» **Your goal**
Every line that holds "this" should be shown.

___ Provided records ___

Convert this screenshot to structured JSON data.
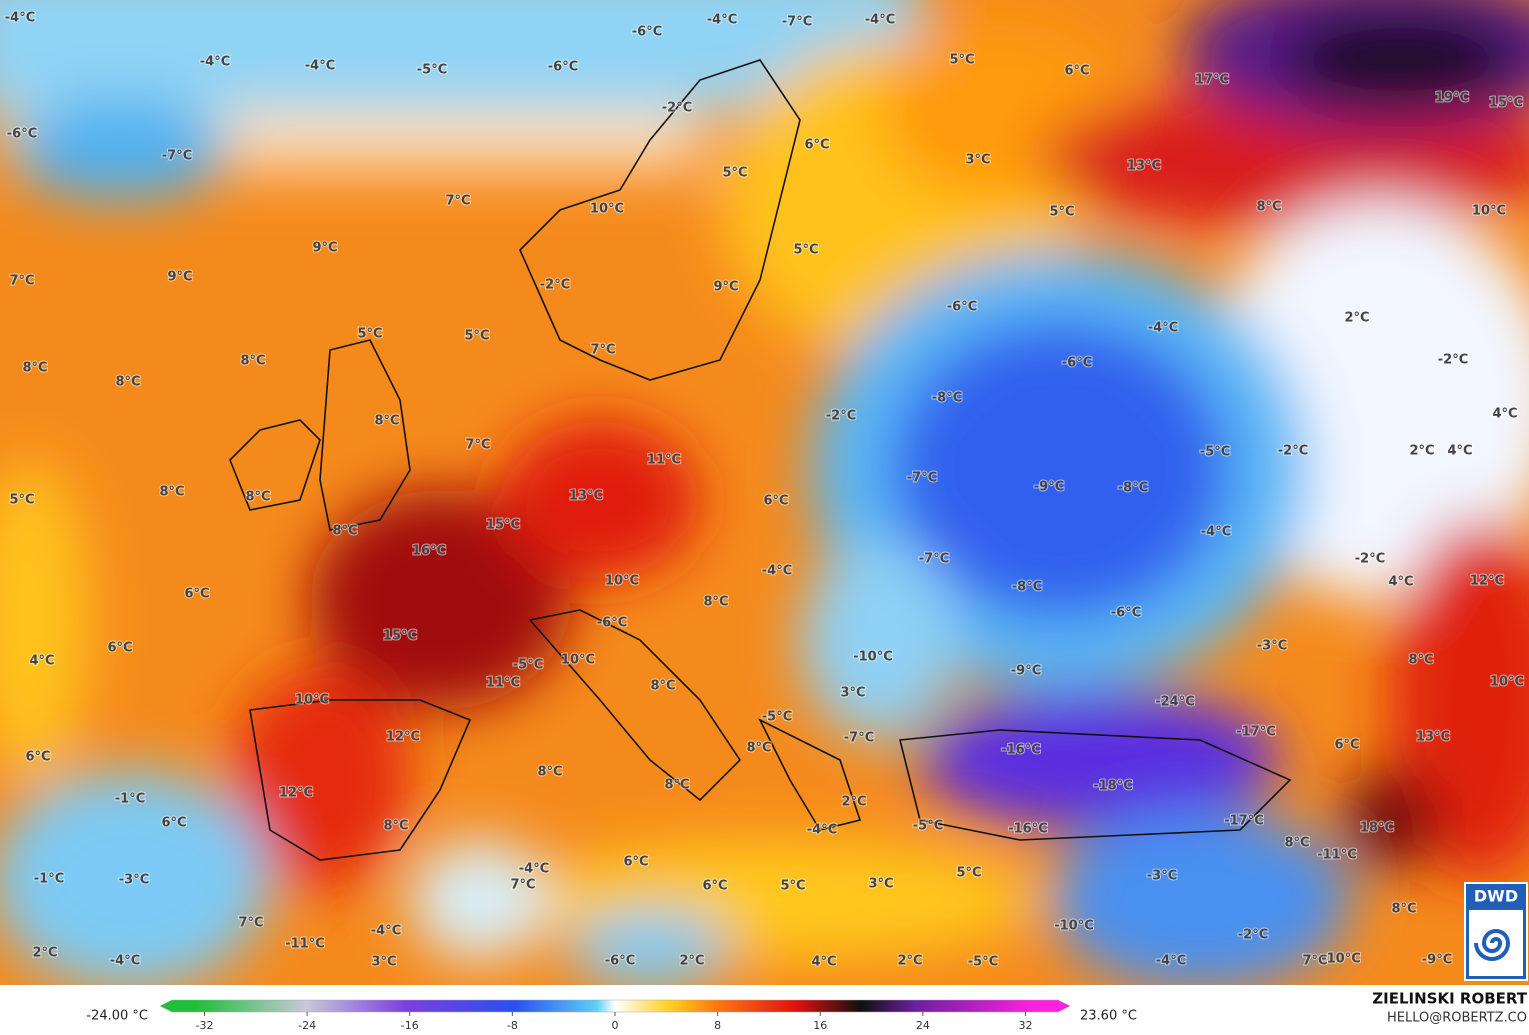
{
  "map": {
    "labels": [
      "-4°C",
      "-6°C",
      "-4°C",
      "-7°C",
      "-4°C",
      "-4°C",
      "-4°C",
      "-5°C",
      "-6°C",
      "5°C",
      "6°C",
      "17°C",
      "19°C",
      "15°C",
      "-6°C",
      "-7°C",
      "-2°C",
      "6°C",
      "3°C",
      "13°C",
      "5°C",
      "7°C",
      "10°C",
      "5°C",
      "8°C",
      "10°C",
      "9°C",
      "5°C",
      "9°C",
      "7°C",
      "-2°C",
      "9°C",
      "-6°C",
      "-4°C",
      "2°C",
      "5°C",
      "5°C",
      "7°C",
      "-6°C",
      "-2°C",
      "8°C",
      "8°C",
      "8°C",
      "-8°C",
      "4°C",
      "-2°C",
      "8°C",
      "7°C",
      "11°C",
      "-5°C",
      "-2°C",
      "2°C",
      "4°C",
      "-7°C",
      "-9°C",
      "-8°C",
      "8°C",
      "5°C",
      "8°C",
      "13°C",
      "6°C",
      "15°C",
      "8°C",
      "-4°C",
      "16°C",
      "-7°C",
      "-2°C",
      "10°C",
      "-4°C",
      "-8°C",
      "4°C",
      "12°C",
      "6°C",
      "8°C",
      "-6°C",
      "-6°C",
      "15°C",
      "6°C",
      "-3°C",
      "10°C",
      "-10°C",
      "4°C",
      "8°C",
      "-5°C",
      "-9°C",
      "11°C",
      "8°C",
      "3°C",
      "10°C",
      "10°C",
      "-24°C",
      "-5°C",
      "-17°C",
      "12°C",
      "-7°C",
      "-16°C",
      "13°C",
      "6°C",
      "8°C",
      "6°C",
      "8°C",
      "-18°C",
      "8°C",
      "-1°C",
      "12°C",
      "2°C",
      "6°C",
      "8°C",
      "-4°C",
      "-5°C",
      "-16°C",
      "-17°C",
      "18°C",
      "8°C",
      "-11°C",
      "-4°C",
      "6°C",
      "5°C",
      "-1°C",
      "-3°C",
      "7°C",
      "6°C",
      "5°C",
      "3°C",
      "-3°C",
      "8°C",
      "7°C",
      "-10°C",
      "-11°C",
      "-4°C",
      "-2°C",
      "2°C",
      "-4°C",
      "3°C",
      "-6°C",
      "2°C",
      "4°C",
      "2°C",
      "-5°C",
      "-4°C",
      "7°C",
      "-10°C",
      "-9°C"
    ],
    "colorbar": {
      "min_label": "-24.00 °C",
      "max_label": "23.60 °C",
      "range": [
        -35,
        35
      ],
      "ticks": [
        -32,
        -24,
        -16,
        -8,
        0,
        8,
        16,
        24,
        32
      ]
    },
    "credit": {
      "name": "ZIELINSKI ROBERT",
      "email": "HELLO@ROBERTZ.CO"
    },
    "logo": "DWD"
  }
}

___
___ Provided records ___

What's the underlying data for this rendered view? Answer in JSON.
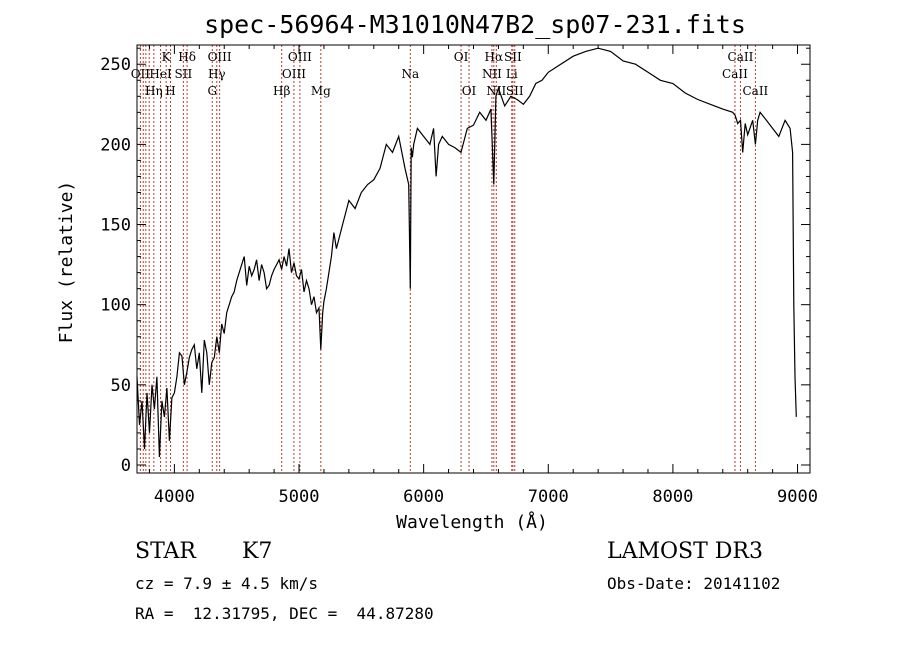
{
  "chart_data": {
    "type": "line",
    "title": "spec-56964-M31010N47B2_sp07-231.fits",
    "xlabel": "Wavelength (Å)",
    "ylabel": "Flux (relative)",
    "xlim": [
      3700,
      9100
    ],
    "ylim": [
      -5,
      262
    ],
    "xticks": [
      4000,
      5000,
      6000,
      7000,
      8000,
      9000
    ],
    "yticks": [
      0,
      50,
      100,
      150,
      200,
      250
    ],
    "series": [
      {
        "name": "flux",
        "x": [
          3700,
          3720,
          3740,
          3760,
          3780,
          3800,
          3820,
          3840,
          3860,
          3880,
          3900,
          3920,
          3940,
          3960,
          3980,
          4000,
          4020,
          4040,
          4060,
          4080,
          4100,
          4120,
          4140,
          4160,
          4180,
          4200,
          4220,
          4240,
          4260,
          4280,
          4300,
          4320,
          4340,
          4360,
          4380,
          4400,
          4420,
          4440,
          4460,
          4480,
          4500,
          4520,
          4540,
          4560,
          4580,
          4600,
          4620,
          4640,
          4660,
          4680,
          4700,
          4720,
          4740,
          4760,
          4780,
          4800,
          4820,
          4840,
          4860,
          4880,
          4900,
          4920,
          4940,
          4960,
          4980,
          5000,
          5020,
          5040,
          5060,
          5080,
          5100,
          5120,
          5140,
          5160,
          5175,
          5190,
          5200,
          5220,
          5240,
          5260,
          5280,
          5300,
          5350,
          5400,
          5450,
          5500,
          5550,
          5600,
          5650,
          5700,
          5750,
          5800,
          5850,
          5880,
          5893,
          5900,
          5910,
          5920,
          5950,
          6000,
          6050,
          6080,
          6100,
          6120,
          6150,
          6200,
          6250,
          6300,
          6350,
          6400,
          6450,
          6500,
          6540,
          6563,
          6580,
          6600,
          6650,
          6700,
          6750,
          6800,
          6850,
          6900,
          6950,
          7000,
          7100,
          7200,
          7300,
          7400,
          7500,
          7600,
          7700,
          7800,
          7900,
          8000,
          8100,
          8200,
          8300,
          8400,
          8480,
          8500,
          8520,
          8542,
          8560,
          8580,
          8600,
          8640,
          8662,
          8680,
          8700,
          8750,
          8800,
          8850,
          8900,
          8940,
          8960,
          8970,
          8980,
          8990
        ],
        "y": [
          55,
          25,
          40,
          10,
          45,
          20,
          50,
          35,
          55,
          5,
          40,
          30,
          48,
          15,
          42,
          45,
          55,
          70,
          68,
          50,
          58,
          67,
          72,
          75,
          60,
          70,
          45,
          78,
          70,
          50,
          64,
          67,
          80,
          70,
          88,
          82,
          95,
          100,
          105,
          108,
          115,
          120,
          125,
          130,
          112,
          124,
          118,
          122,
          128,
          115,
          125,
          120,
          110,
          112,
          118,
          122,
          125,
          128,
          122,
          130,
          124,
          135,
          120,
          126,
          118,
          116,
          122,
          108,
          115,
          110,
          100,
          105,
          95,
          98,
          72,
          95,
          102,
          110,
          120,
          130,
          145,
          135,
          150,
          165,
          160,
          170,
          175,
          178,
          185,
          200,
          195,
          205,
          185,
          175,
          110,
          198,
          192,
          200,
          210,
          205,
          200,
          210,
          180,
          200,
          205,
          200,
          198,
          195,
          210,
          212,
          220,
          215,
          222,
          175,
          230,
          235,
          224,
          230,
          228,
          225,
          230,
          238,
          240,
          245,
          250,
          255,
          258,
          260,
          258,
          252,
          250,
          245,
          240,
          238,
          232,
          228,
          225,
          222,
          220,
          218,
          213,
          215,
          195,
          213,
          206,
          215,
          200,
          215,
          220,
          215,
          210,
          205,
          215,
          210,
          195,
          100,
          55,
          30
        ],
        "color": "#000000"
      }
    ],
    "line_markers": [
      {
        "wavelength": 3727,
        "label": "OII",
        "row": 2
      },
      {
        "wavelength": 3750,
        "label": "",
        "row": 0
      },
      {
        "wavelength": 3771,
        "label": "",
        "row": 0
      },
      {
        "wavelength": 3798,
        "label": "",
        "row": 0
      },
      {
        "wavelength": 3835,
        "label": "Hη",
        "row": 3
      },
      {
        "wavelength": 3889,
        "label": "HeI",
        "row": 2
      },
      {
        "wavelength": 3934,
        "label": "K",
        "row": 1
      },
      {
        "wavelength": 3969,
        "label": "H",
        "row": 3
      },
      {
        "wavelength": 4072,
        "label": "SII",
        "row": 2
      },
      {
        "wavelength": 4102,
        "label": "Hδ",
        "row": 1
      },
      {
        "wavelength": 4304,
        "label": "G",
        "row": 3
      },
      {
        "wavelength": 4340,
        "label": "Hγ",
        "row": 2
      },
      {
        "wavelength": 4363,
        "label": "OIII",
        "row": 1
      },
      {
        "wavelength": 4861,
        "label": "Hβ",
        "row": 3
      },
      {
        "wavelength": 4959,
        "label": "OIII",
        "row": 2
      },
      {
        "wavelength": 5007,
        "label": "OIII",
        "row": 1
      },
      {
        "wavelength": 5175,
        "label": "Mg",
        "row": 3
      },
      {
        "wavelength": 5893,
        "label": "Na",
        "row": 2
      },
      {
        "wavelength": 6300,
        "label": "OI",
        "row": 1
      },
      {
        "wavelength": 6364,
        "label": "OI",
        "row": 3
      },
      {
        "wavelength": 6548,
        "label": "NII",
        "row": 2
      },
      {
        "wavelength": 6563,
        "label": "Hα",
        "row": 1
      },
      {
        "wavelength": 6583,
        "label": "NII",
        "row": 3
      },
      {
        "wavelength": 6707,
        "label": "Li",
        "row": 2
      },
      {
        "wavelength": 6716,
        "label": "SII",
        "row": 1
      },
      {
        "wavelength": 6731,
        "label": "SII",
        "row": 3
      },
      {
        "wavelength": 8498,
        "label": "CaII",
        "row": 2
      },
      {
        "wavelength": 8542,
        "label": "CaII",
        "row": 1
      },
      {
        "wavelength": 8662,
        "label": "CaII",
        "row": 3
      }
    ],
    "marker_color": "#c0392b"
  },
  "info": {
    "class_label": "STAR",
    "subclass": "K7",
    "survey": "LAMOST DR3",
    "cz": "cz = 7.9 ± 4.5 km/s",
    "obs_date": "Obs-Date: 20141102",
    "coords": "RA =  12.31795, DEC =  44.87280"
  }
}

___

» **Result**
Convert this screenshot to structured JSON data.
What's the underlying data for this rendered view? Answer in JSON.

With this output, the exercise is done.